→ **Provided data**
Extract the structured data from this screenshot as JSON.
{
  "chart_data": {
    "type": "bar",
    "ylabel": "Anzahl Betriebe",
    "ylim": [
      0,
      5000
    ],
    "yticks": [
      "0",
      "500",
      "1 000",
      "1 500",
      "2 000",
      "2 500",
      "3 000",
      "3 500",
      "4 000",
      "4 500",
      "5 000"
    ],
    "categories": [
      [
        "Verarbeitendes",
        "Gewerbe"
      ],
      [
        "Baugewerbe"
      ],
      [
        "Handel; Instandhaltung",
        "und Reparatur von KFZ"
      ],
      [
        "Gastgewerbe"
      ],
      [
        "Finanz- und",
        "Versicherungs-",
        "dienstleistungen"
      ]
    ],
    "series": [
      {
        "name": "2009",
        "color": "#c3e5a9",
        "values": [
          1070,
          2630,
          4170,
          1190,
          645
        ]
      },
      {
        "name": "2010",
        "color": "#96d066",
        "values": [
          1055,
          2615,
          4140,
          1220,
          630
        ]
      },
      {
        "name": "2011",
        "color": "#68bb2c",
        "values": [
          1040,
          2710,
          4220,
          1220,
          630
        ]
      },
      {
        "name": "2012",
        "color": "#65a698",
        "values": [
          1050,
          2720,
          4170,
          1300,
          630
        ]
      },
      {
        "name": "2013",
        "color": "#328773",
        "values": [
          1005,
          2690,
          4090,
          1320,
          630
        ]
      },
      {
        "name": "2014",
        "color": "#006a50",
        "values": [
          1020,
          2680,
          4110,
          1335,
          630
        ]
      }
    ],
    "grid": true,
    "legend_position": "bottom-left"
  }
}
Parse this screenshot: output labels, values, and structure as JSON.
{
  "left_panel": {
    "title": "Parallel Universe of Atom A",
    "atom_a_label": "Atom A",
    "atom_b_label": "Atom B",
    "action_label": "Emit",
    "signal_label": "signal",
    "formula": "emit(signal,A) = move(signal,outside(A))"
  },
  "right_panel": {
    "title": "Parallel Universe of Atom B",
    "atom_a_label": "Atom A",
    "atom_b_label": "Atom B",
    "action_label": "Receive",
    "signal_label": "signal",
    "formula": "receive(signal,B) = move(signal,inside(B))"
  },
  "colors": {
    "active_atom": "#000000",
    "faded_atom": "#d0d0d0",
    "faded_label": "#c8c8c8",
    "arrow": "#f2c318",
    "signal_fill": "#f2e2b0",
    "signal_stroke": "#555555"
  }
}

→ **Direction**
Lines that include the word "this" are to be extracted from the data above.

→ **Exercise output**
Extract the structured data from this screenshot as JSON.
Parse this screenshot: output labels, values, and structure as JSON.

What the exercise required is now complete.